* Поставленная задача
Представьте все строки ниже в виде JSON-списка строковых значений, по одному на каждую строку, и пропустите пустые строки. Изображения в ответ не включайте.

* Исходные данные
##########
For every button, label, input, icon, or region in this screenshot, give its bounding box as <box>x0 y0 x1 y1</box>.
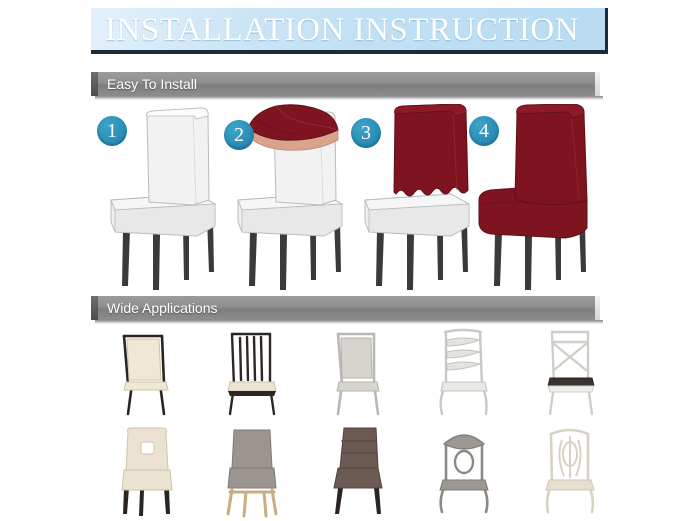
gallery-chair-white-cross-back-chair-dark-seat <box>518 326 618 420</box>
chair-gallery-row <box>80 326 614 420</box>
section-label-easy-to-install: Easy To Install <box>107 72 197 96</box>
section-bar-shadow <box>95 96 603 100</box>
install-step-1: 1 <box>97 104 222 290</box>
chair-gallery <box>80 326 614 518</box>
gallery-chair-cream-keyhole-back-chair <box>94 424 194 518</box>
step-badge-1: 1 <box>97 116 127 146</box>
install-step-2: 2 <box>224 104 349 290</box>
gallery-chair-cream-ornate-splat-back-chair <box>518 424 618 518</box>
step-badge-2: 2 <box>224 120 254 150</box>
section-header-wide-applications: Wide Applications <box>91 296 600 320</box>
page-title: INSTALLATION INSTRUCTION <box>105 7 579 53</box>
chair-gallery-row <box>80 424 614 518</box>
gallery-chair-brown-channel-tufted-chair <box>306 424 406 518</box>
gallery-chair-white-ladder-back-chair <box>412 326 512 420</box>
gallery-chair-dark-frame-cream-panel-back-chair <box>94 326 194 420</box>
gallery-chair-dark-frame-vertical-slat-back-chair <box>200 326 300 420</box>
section-label-wide-applications: Wide Applications <box>107 296 218 320</box>
step-badge-3: 3 <box>351 118 381 148</box>
infographic-page: INSTALLATION INSTRUCTION Easy To Install <box>0 0 694 521</box>
gallery-chair-gray-napoleon-back-chair <box>412 424 512 518</box>
install-step-3: 3 <box>351 104 476 290</box>
title-banner: INSTALLATION INSTRUCTION <box>91 8 608 54</box>
gallery-chair-gray-fabric-chair-oak-legs <box>200 424 300 518</box>
step-badge-4: 4 <box>469 116 499 146</box>
section-header-easy-to-install: Easy To Install <box>91 72 600 96</box>
section-bar-shadow <box>95 320 603 324</box>
gallery-chair-gray-upholstered-square-back-chair <box>306 326 406 420</box>
install-steps: 1 2 <box>91 104 600 290</box>
install-step-4: 4 <box>469 104 594 290</box>
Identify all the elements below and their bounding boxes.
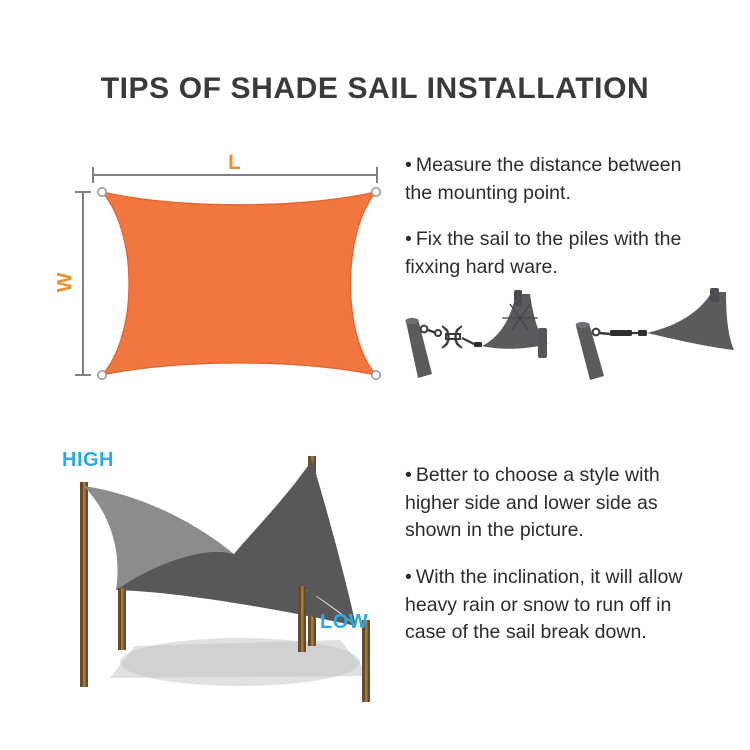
- post-front-right: [298, 586, 306, 652]
- low-corner-label: LOW: [320, 612, 368, 632]
- post-back-left: [80, 482, 88, 687]
- hardware-diagram-left: [398, 288, 578, 380]
- tip-line: •With the inclination, it will allow: [405, 564, 750, 592]
- tip-line: the mounting point.: [405, 180, 750, 208]
- shackle-icon: [593, 329, 610, 336]
- high-corner-label: HIGH: [62, 450, 114, 470]
- sail-corner-triangle: [647, 288, 734, 350]
- page-title: TIPS OF SHADE SAIL INSTALLATION: [0, 72, 750, 106]
- bullet-icon: •: [405, 564, 412, 592]
- tip-line: heavy rain or snow to run off in: [405, 592, 750, 620]
- turnbuckle-icon: [442, 326, 482, 348]
- bullet-icon: •: [405, 226, 412, 254]
- tip-text: Fix the sail to the piles with the: [416, 228, 682, 250]
- bullet-icon: •: [405, 462, 412, 490]
- tip-paragraph: •Fix the sail to the piles with the fixx…: [405, 226, 750, 281]
- ground-shadow-quad: [110, 640, 370, 678]
- tips-block-measure-fix: •Measure the distance between the mounti…: [405, 152, 750, 282]
- width-dimension-label: W: [54, 273, 75, 293]
- bullet-icon: •: [405, 152, 412, 180]
- post-front-left: [118, 588, 126, 650]
- hypar-canopy-diagram: [40, 440, 410, 705]
- tip-paragraph: •Better to choose a style with higher si…: [405, 462, 750, 545]
- tip-line: •Fix the sail to the piles with the: [405, 226, 750, 254]
- tip-line: fixxing hard ware.: [405, 254, 750, 282]
- tip-line: •Measure the distance between: [405, 152, 750, 180]
- shackle-icon: [421, 326, 441, 336]
- infographic-page: TIPS OF SHADE SAIL INSTALLATION L W: [0, 0, 750, 750]
- rectangular-sail-diagram: [60, 145, 400, 405]
- tip-line: shown in the picture.: [405, 517, 750, 545]
- tip-line: •Better to choose a style with: [405, 462, 750, 490]
- sail-corner-triangle: [482, 290, 548, 358]
- tip-paragraph: •Measure the distance between the mounti…: [405, 152, 750, 207]
- sail-body: [102, 192, 376, 375]
- tip-text: Better to choose a style with: [416, 464, 660, 486]
- tip-line: case of the sail break down.: [405, 619, 750, 647]
- hardware-diagram-right: [566, 288, 750, 380]
- tip-text: With the inclination, it will allow: [416, 566, 683, 588]
- tip-paragraph: •With the inclination, it will allow hea…: [405, 564, 750, 647]
- tip-text: Measure the distance between: [416, 154, 682, 176]
- length-dimension-label: L: [228, 152, 241, 173]
- tip-line: higher side and lower side as: [405, 490, 750, 518]
- tips-block-style-inclination: •Better to choose a style with higher si…: [405, 462, 750, 647]
- turnbuckle-icon: [610, 330, 647, 336]
- mounting-pole-icon: [405, 318, 432, 378]
- width-dimension-line: [75, 192, 91, 375]
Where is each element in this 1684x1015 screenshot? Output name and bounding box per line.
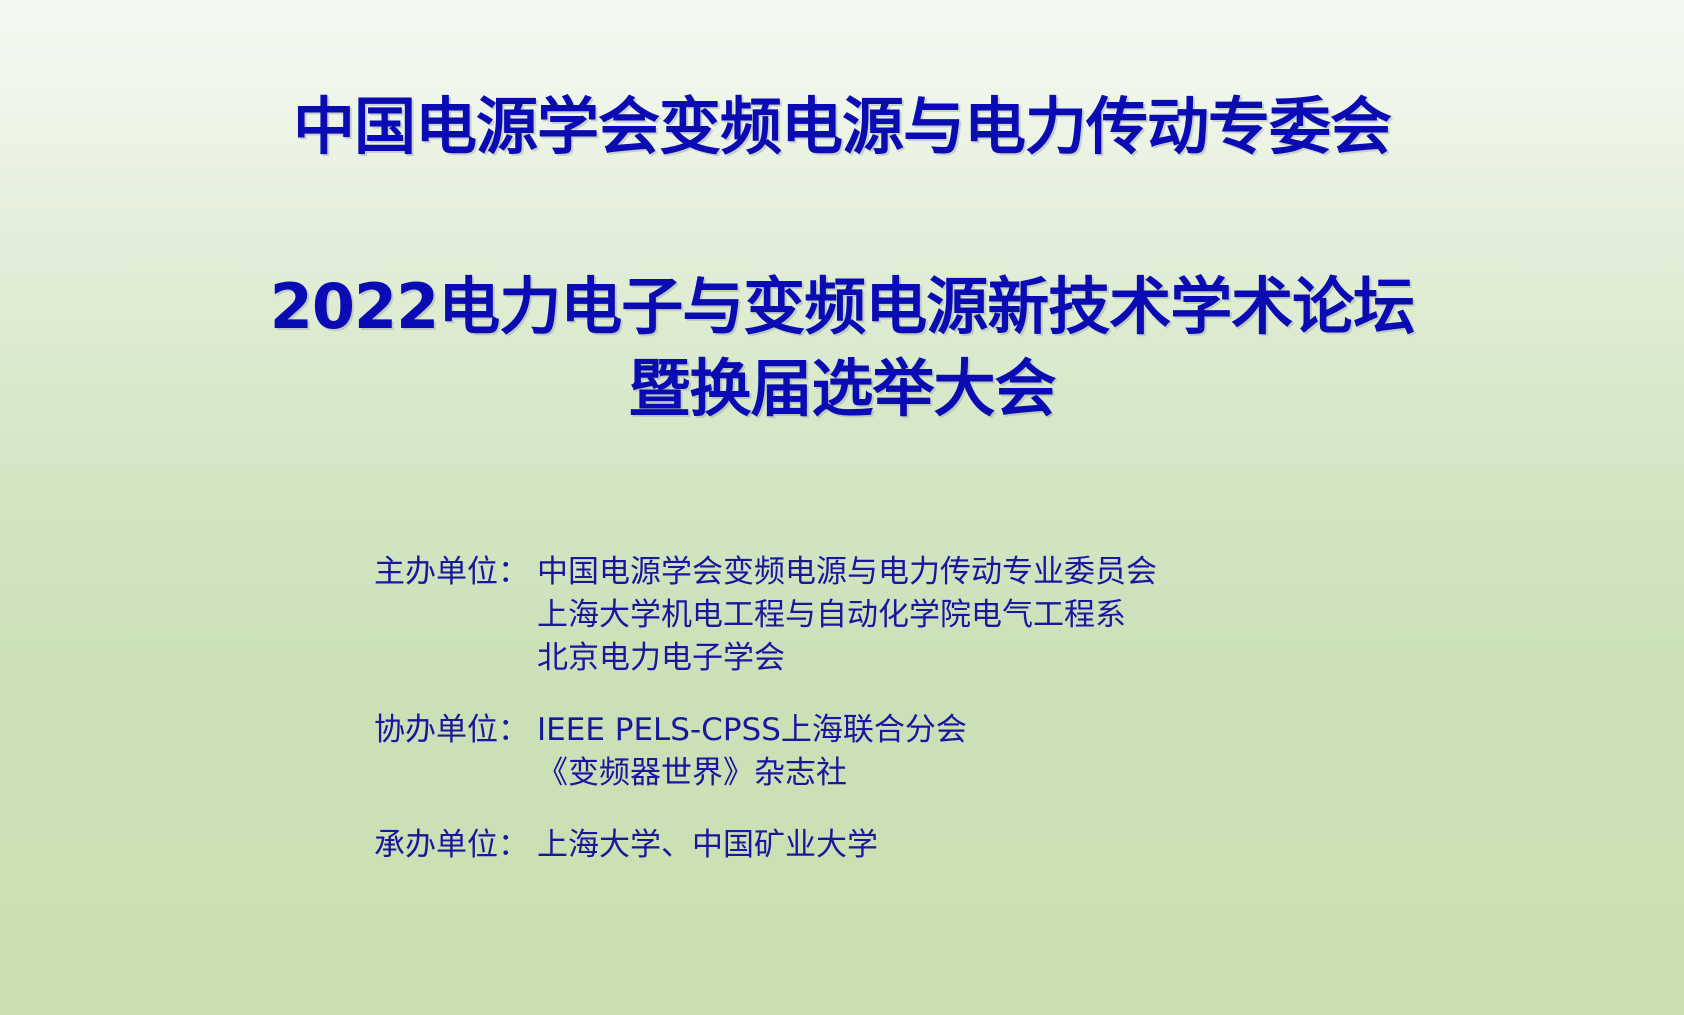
credit-group-host: 承办单位：上海大学、中国矿业大学	[374, 824, 1494, 867]
credit-label-host: 承办单位：	[374, 824, 537, 867]
credit-row: 承办单位：上海大学、中国矿业大学	[374, 824, 1494, 867]
credit-group-organizer: 主办单位：中国电源学会变频电源与电力传动专业委员会上海大学机电工程与自动化学院电…	[374, 551, 1494, 680]
forum-title-line-2: 暨换届选举大会	[0, 348, 1684, 430]
credit-label-coorganizer: 协办单位：	[374, 709, 537, 752]
forum-title: 2022电力电子与变频电源新技术学术论坛 暨换届选举大会	[0, 266, 1684, 430]
credit-row: 协办单位：IEEE PELS-CPSS上海联合分会《变频器世界》杂志社	[374, 709, 1494, 795]
credit-row: 主办单位：中国电源学会变频电源与电力传动专业委员会上海大学机电工程与自动化学院电…	[374, 551, 1494, 680]
credit-group-coorganizer: 协办单位：IEEE PELS-CPSS上海联合分会《变频器世界》杂志社	[374, 709, 1494, 795]
credit-values-organizer: 中国电源学会变频电源与电力传动专业委员会上海大学机电工程与自动化学院电气工程系北…	[537, 551, 1157, 680]
credit-values-host: 上海大学、中国矿业大学	[537, 824, 878, 867]
committee-title: 中国电源学会变频电源与电力传动专委会	[0, 96, 1684, 158]
credits-block: 主办单位：中国电源学会变频电源与电力传动专业委员会上海大学机电工程与自动化学院电…	[374, 551, 1494, 867]
credit-values-coorganizer: IEEE PELS-CPSS上海联合分会《变频器世界》杂志社	[537, 709, 967, 795]
credit-label-organizer: 主办单位：	[374, 551, 537, 594]
title-slide: 中国电源学会变频电源与电力传动专委会 2022电力电子与变频电源新技术学术论坛 …	[0, 0, 1684, 1015]
credit-value: 中国电源学会变频电源与电力传动专业委员会	[537, 551, 1157, 594]
credit-value: IEEE PELS-CPSS上海联合分会	[537, 709, 967, 752]
forum-title-line-1: 2022电力电子与变频电源新技术学术论坛	[0, 266, 1684, 348]
credit-value: 上海大学、中国矿业大学	[537, 824, 878, 867]
credit-value: 北京电力电子学会	[537, 637, 1157, 680]
credit-value: 《变频器世界》杂志社	[537, 752, 967, 795]
credit-value: 上海大学机电工程与自动化学院电气工程系	[537, 594, 1157, 637]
##########
* Решение упражнения
[
  "For every button, label, input, icon, or region in this screenshot, give its bounding box as <box>x0 y0 x1 y1</box>.",
  "gallery-chair-white-cross-back-chair-dark-seat <box>518 326 618 420</box>",
  "chair-gallery-row <box>80 326 614 420</box>",
  "section-label-easy-to-install: Easy To Install <box>107 72 197 96</box>",
  "section-bar-shadow <box>95 96 603 100</box>",
  "install-step-1: 1 <box>97 104 222 290</box>",
  "chair-gallery <box>80 326 614 518</box>",
  "gallery-chair-cream-keyhole-back-chair <box>94 424 194 518</box>",
  "step-badge-1: 1 <box>97 116 127 146</box>",
  "install-step-2: 2 <box>224 104 349 290</box>",
  "gallery-chair-cream-ornate-splat-back-chair <box>518 424 618 518</box>",
  "step-badge-2: 2 <box>224 120 254 150</box>",
  "section-header-wide-applications: Wide Applications <box>91 296 600 320</box>",
  "page-title: INSTALLATION INSTRUCTION <box>105 7 579 53</box>",
  "chair-gallery-row <box>80 424 614 518</box>",
  "gallery-chair-brown-channel-tufted-chair <box>306 424 406 518</box>",
  "gallery-chair-white-ladder-back-chair <box>412 326 512 420</box>",
  "gallery-chair-dark-frame-cream-panel-back-chair <box>94 326 194 420</box>",
  "gallery-chair-dark-frame-vertical-slat-back-chair <box>200 326 300 420</box>",
  "section-label-wide-applications: Wide Applications <box>107 296 218 320</box>",
  "step-badge-3: 3 <box>351 118 381 148</box>",
  "infographic-page: INSTALLATION INSTRUCTION Easy To Install <box>0 0 694 521</box>",
  "gallery-chair-gray-napoleon-back-chair <box>412 424 512 518</box>",
  "install-step-3: 3 <box>351 104 476 290</box>",
  "title-banner: INSTALLATION INSTRUCTION <box>91 8 608 54</box>",
  "gallery-chair-gray-fabric-chair-oak-legs <box>200 424 300 518</box>",
  "step-badge-4: 4 <box>469 116 499 146</box>",
  "section-header-easy-to-install: Easy To Install <box>91 72 600 96</box>",
  "section-bar-shadow <box>95 320 603 324</box>",
  "gallery-chair-gray-upholstered-square-back-chair <box>306 326 406 420</box>",
  "install-steps: 1 2 <box>91 104 600 290</box>",
  "install-step-4: 4 <box>469 104 594 290</box>",
  "Identify all the elements below and their bounding boxes.",
  "- post-front-right: [298, 586, 306, 652]",
  "- low-corner-label: LOW: [320, 612, 368, 632]",
  "- post-back-left: [80, 482, 88, 687]",
  "- hardware-diagram-left: [398, 288, 578, 380]",
  "- tip-line: •With the inclination, it will allow: [405, 564, 750, 592]",
  "- tip-line: the mounting point.: [405, 180, 750, 208]",
  "- shackle-icon: [593, 329, 610, 336]",
  "- high-corner-label: HIGH: [62, 450, 114, 470]",
  "- sail-corner-triangle: [647, 288, 734, 350]",
  "- page-title: TIPS OF SHADE SAIL INSTALLATION: [0, 72, 750, 106]",
  "- bullet-icon: •: [405, 564, 412, 592]",
  "- tip-line: heavy rain or snow to run off in: [405, 592, 750, 620]",
  "- turnbuckle-icon: [442, 326, 482, 348]",
  "- bullet-icon: •: [405, 226, 412, 254]",
  "- tip-text: Fix the sail to the piles with the: [416, 228, 682, 250]",
  "- bullet-icon: •: [405, 462, 412, 490]",
  "- tip-paragraph: •Fix the sail to the piles with the fixx…: [405, 226, 750, 281]",
  "- ground-shadow-quad: [110, 640, 370, 678]",
  "- tips-block-measure-fix: •Measure the distance between the mounti…: [405, 152, 750, 282]",
  "- width-dimension-label: W: [54, 273, 75, 293]",
  "- bullet-icon: •: [405, 152, 412, 180]",
  "- post-front-left: [118, 588, 126, 650]",
  "- hypar-canopy-diagram: [40, 440, 410, 705]",
  "- tip-paragraph: •Better to choose a style with higher si…: [405, 462, 750, 545]",
  "- tip-line: •Fix the sail to the piles with the: [405, 226, 750, 254]",
  "- tip-line: fixxing hard ware.: [405, 254, 750, 282]",
  "- tip-line: •Measure the distance between: [405, 152, 750, 180]",
  "- shackle-icon: [421, 326, 441, 336]",
  "- infographic-page: TIPS OF SHADE SAIL INSTALLATION L W: [0, 0, 750, 750]",
  "- rectangular-sail-diagram: [60, 145, 400, 405]",
  "- tip-line: shown in the picture.: [405, 517, 750, 545]",
  "- tip-line: •Better to choose a style with: [405, 462, 750, 490]",
  "- sail-corner-triangle: [482, 290, 548, 358]",
  "- tip-paragraph: •Measure the distance between the mounti…: [405, 152, 750, 207]",
  "- sail-body: [102, 192, 376, 375]",
  "- tip-text: Better to choose a style with: [416, 464, 660, 486]",
  "- tip-line: case of the sail break down.: [405, 619, 750, 647]",
  "- hardware-diagram-right: [566, 288, 750, 380]",
  "- tip-text: With the inclination, it will allow: [416, 566, 683, 588]",
  "- tip-paragraph: •With the inclination, it will allow hea…: [405, 564, 750, 647]",
  "- tip-text: Measure the distance between: [416, 154, 682, 176]",
  "- length-dimension-label: L: [228, 152, 241, 173]",
  "- tip-line: higher side and lower side as: [405, 490, 750, 518]",
  "- tips-block-style-inclination: •Better to choose a style with higher si…: [405, 462, 750, 647]",
  "- turnbuckle-icon: [610, 330, 647, 336]",
  "- mounting-pole-icon: [405, 318, 432, 378]",
  "- width-dimension-line: [75, 192, 91, 375]",
  "Where is each element in this 1684x1015 screenshot? Output name and bounding box per line.",
  "credit-group-host: 承办单位：上海大学、中国矿业大学\t[374, 824, 1494, 867]",
  "credit-label-host: 承办单位：\t[374, 824, 537, 867]",
  "credit-row: 承办单位：上海大学、中国矿业大学\t[374, 824, 1494, 867]",
  "credit-group-organizer: 主办单位：中国电源学会变频电源与电力传动专业委员会上海大学机电工程与自动化学院电…\t[374, 551, 1494, 680]",
  "forum-title-line-2: 暨换届选举大会\t[0, 348, 1684, 430]",
  "credit-label-coorganizer: 协办单位：\t[374, 709, 537, 752]",
  "forum-title: 2022电力电子与变频电源新技术学术论坛 暨换届选举大会\t[0, 266, 1684, 430]",
  "credit-row: 协办单位：IEEE PELS-CPSS上海联合分会《变频器世界》杂志社\t[374, 709, 1494, 795]",
  "credit-row: 主办单位：中国电源学会变频电源与电力传动专业委员会上海大学机电工程与自动化学院电…\t[374, 551, 1494, 680]",
  "credit-group-coorganizer: 协办单位：IEEE PELS-CPSS上海联合分会《变频器世界》杂志社\t[374, 709, 1494, 795]",
  "credit-values-organizer: 中国电源学会变频电源与电力传动专业委员会上海大学机电工程与自动化学院电气工程系北…\t[537, 551, 1157, 680]",
  "credit-values-host: 上海大学、中国矿业大学\t[537, 824, 878, 867]",
  "committee-title: 中国电源学会变频电源与电力传动专委会\t[0, 96, 1684, 158]",
  "credits-block: 主办单位：中国电源学会变频电源与电力传动专业委员会上海大学机电工程与自动化学院电…\t[374, 551, 1494, 867]",
  "credit-values-coorganizer: IEEE PELS-CPSS上海联合分会《变频器世界》杂志社\t[537, 709, 967, 795]",
  "credit-label-organizer: 主办单位：\t[374, 551, 537, 594]",
  "title-slide: 中国电源学会变频电源与电力传动专委会 2022电力电子与变频电源新技术学术论坛 …\t[0, 0, 1684, 1015]",
  "credit-value: 中国电源学会变频电源与电力传动专业委员会\t[537, 551, 1157, 594]",
  "credit-value: IEEE PELS-CPSS上海联合分会\t[537, 709, 967, 752]",
  "forum-title-line-1: 2022电力电子与变频电源新技术学术论坛\t[0, 266, 1684, 348]",
  "credit-value: 上海大学、中国矿业大学\t[537, 824, 878, 867]",
  "credit-value: 北京电力电子学会\t[537, 637, 1157, 680]",
  "credit-value: 《变频器世界》杂志社\t[537, 752, 967, 795]",
  "credit-value: 上海大学机电工程与自动化学院电气工程系\t[537, 594, 1157, 637]"
]